Problem | Copy every line of the data in which the word "πρωτεύουσα" occurs.

[Dataset entries]
————————

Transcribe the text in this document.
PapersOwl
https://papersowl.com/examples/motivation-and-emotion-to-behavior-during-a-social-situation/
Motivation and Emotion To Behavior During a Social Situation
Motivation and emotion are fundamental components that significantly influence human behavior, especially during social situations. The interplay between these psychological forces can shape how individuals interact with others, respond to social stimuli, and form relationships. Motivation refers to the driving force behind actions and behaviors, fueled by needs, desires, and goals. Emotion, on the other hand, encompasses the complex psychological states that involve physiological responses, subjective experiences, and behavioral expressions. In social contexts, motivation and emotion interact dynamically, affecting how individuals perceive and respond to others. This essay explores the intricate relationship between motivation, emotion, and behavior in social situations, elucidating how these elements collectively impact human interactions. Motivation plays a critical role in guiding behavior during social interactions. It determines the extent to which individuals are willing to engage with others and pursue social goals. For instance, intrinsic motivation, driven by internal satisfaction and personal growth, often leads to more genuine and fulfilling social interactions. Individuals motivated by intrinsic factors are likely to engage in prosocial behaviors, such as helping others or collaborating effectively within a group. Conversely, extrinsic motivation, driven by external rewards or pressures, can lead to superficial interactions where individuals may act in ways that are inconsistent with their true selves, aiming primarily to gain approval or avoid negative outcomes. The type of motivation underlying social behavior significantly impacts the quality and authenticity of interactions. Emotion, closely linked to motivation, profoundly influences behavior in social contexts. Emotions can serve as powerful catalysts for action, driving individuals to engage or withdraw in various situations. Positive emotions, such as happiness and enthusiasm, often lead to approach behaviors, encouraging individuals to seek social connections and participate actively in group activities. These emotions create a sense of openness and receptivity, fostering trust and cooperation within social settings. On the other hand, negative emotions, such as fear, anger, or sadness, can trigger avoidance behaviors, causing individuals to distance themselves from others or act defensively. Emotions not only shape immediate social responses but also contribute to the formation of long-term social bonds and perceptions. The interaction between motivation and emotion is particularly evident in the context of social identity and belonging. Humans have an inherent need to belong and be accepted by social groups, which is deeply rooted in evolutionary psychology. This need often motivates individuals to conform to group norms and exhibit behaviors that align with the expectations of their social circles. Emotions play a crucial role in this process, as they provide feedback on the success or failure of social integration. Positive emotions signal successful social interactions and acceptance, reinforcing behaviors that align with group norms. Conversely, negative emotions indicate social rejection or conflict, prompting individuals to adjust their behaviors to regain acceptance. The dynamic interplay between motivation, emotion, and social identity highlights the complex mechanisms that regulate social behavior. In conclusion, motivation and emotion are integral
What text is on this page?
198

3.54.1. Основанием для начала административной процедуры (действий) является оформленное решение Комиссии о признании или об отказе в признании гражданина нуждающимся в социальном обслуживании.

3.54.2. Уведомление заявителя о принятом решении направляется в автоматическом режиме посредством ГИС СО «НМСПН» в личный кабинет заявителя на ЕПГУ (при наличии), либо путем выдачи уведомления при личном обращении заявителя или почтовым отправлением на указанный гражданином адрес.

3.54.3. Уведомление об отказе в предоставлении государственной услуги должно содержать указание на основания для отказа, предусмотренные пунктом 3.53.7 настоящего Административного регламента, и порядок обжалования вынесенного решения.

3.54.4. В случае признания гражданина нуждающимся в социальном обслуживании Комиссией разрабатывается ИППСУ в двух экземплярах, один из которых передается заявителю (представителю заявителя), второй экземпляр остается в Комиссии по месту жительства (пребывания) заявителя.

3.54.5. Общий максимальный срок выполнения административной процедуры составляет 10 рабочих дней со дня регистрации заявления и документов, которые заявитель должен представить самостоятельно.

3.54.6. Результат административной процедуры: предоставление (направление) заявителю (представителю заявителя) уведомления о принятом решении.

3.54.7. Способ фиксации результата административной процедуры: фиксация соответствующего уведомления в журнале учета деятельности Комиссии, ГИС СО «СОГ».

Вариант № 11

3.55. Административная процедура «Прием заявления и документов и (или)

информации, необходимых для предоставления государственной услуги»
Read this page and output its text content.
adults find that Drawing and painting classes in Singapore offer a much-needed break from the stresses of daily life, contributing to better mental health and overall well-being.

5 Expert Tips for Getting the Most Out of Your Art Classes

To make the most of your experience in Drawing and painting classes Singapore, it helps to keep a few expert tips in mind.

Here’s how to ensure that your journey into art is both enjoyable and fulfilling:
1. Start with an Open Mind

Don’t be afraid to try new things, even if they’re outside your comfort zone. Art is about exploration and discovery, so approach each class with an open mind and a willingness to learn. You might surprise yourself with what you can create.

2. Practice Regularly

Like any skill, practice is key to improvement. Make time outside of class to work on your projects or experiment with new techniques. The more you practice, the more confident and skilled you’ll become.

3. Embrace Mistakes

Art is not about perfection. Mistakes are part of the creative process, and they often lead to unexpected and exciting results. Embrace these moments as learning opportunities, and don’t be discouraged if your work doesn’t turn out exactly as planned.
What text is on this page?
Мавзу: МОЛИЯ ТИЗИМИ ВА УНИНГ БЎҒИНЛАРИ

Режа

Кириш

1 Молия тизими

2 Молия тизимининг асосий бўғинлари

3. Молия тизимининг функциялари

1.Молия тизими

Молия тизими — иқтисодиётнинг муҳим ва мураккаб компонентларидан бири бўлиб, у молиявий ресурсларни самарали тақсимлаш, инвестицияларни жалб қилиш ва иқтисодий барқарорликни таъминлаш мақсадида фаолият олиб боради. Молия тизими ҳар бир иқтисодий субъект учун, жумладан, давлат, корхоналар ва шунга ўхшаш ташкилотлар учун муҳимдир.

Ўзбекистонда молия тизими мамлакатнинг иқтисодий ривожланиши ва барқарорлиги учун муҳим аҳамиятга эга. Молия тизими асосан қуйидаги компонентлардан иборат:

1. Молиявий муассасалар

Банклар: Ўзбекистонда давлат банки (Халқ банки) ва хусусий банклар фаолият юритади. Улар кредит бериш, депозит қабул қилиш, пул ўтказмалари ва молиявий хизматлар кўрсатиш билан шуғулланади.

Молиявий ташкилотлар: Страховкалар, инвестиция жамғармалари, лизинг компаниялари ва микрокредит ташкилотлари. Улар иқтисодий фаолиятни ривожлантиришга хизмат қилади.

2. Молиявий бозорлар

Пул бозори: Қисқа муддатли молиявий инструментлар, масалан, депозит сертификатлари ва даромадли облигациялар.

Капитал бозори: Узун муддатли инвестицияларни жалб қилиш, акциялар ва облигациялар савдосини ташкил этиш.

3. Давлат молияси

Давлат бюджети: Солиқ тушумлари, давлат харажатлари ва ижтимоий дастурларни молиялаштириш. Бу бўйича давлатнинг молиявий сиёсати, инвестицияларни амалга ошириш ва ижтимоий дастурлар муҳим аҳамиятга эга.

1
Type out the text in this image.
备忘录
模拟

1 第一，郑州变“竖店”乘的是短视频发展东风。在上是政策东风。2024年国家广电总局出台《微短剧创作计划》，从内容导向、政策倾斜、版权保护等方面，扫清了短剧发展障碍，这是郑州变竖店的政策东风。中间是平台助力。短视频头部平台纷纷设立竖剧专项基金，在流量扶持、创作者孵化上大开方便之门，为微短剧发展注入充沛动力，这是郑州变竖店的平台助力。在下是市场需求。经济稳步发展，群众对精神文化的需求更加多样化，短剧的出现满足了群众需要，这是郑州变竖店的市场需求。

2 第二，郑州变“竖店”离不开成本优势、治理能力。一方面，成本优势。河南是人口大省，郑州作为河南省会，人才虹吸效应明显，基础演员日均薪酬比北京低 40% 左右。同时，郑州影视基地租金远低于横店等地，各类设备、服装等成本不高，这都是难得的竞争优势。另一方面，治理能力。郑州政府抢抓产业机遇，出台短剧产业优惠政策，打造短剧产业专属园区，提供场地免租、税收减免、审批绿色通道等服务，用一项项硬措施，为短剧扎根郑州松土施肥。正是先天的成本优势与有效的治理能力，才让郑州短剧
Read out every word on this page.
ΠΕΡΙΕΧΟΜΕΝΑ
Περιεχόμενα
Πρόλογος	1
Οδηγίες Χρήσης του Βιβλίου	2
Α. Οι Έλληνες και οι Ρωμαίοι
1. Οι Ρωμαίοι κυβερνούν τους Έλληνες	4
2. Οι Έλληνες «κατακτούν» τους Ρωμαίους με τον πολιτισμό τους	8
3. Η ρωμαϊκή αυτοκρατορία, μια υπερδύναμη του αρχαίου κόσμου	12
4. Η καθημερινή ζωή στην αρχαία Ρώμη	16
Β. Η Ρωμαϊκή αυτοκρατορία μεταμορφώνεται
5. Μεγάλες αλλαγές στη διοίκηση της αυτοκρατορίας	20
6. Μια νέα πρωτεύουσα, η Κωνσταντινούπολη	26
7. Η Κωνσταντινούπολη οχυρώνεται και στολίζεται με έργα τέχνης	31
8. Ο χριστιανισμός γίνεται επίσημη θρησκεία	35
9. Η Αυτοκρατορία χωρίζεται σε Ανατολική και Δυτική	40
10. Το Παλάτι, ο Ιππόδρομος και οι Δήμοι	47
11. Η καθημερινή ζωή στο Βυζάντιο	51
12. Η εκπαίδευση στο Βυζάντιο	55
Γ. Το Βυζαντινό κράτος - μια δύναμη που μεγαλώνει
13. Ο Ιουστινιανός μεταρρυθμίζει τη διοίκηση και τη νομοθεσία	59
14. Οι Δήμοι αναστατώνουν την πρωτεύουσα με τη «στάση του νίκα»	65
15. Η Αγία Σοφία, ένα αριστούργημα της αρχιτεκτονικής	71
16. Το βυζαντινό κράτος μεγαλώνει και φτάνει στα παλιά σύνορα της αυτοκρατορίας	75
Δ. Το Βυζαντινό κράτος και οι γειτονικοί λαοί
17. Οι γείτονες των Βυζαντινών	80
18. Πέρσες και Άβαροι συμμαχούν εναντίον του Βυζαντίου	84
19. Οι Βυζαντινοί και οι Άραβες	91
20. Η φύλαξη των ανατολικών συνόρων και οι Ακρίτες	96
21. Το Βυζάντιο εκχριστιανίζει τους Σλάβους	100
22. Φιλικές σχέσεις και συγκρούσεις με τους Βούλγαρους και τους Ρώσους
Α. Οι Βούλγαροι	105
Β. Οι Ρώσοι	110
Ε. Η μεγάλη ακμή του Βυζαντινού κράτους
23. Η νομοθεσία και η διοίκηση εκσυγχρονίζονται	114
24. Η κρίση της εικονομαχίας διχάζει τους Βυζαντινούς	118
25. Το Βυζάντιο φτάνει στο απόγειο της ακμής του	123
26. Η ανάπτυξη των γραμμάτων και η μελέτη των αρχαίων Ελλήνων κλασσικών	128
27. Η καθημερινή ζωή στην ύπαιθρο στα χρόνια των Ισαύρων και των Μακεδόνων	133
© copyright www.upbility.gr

————————

Problem solution |
6. Μια νέα πρωτεύουσα, η Κωνσταντινούπολη	26
14. Οι Δήμοι αναστατώνουν την πρωτεύουσα με τη «στάση του νίκα»	65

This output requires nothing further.